[Stored entries]
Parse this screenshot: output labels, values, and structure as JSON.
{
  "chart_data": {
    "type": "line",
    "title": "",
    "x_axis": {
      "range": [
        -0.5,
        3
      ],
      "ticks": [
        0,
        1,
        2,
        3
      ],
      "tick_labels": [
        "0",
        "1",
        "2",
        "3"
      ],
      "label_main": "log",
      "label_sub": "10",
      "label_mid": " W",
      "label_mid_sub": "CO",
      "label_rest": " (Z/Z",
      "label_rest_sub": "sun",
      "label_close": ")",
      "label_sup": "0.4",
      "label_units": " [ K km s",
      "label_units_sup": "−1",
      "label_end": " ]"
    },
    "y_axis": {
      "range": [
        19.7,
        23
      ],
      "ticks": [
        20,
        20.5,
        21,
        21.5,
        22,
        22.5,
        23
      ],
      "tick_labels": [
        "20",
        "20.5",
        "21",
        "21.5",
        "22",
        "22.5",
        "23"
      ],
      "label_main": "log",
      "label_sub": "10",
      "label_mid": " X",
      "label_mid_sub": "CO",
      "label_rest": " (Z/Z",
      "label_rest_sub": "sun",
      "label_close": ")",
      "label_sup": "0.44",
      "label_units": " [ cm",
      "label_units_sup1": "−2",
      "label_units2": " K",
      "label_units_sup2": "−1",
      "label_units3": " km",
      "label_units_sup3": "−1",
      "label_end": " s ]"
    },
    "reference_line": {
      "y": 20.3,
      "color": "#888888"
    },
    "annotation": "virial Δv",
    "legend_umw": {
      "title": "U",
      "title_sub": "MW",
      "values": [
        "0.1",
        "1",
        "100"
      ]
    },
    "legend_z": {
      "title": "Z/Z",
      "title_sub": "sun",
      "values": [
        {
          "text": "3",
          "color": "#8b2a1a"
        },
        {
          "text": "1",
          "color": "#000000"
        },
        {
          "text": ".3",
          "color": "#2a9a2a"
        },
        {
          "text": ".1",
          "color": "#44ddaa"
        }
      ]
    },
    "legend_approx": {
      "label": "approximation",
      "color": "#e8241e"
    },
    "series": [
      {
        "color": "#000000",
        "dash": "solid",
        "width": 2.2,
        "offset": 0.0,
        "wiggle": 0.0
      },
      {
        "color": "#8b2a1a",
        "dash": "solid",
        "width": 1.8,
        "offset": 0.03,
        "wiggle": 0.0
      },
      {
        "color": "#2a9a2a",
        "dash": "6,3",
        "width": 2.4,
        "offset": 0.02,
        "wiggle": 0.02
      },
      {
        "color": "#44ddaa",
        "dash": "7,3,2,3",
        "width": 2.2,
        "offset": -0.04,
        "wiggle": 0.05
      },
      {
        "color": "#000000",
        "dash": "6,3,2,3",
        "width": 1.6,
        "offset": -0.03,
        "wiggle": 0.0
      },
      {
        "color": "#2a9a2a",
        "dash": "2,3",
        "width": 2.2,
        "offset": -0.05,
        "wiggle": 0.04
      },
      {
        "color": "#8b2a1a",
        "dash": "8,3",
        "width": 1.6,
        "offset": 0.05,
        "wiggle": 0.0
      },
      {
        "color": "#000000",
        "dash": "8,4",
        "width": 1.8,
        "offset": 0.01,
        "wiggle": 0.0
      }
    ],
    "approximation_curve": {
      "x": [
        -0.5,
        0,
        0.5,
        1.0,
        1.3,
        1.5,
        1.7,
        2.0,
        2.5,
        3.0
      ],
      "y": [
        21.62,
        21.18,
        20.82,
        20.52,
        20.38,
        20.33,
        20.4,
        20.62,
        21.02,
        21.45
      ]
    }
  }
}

**GIVEN EXERCISE**. Would you reproduce all the entries exactly?

**SOLUTION**.
Parse this screenshot: output labels, values, and structure as JSON.
{
  "chart_data": {
    "type": "line",
    "title": "",
    "x_axis": {
      "range": [
        -0.5,
        3
      ],
      "ticks": [
        0,
        1,
        2,
        3
      ],
      "tick_labels": [
        "0",
        "1",
        "2",
        "3"
      ],
      "label_main": "log",
      "label_sub": "10",
      "label_mid": " W",
      "label_mid_sub": "CO",
      "label_rest": " (Z/Z",
      "label_rest_sub": "sun",
      "label_close": ")",
      "label_sup": "0.4",
      "label_units": " [ K km s",
      "label_units_sup": "−1",
      "label_end": " ]"
    },
    "y_axis": {
      "range": [
        19.7,
        23
      ],
      "ticks": [
        20,
        20.5,
        21,
        21.5,
        22,
        22.5,
        23
      ],
      "tick_labels": [
        "20",
        "20.5",
        "21",
        "21.5",
        "22",
        "22.5",
        "23"
      ],
      "label_main": "log",
      "label_sub": "10",
      "label_mid": " X",
      "label_mid_sub": "CO",
      "label_rest": " (Z/Z",
      "label_rest_sub": "sun",
      "label_close": ")",
      "label_sup": "0.44",
      "label_units": " [ cm",
      "label_units_sup1": "−2",
      "label_units2": " K",
      "label_units_sup2": "−1",
      "label_units3": " km",
      "label_units_sup3": "−1",
      "label_end": " s ]"
    },
    "reference_line": {
      "y": 20.3,
      "color": "#888888"
    },
    "annotation": "virial Δv",
    "legend_umw": {
      "title": "U",
      "title_sub": "MW",
      "values": [
        "0.1",
        "1",
        "100"
      ]
    },
    "legend_z": {
      "title": "Z/Z",
      "title_sub": "sun",
      "values": [
        {
          "text": "3",
          "color": "#8b2a1a"
        },
        {
          "text": "1",
          "color": "#000000"
        },
        {
          "text": ".3",
          "color": "#2a9a2a"
        },
        {
          "text": ".1",
          "color": "#44ddaa"
        }
      ]
    },
    "legend_approx": {
      "label": "approximation",
      "color": "#e8241e"
    },
    "series": [
      {
        "color": "#000000",
        "dash": "solid",
        "width": 2.2,
        "offset": 0.0,
        "wiggle": 0.0
      },
      {
        "color": "#8b2a1a",
        "dash": "solid",
        "width": 1.8,
        "offset": 0.03,
        "wiggle": 0.0
      },
      {
        "color": "#2a9a2a",
        "dash": "6,3",
        "width": 2.4,
        "offset": 0.02,
        "wiggle": 0.02
      },
      {
        "color": "#44ddaa",
        "dash": "7,3,2,3",
        "width": 2.2,
        "offset": -0.04,
        "wiggle": 0.05
      },
      {
        "color": "#000000",
        "dash": "6,3,2,3",
        "width": 1.6,
        "offset": -0.03,
        "wiggle": 0.0
      },
      {
        "color": "#2a9a2a",
        "dash": "2,3",
        "width": 2.2,
        "offset": -0.05,
        "wiggle": 0.04
      },
      {
        "color": "#8b2a1a",
        "dash": "8,3",
        "width": 1.6,
        "offset": 0.05,
        "wiggle": 0.0
      },
      {
        "color": "#000000",
        "dash": "8,4",
        "width": 1.8,
        "offset": 0.01,
        "wiggle": 0.0
      }
    ],
    "approximation_curve": {
      "x": [
        -0.5,
        0,
        0.5,
        1.0,
        1.3,
        1.5,
        1.7,
        2.0,
        2.5,
        3.0
      ],
      "y": [
        21.62,
        21.18,
        20.82,
        20.52,
        20.38,
        20.33,
        20.4,
        20.62,
        21.02,
        21.45
      ]
    }
  }
}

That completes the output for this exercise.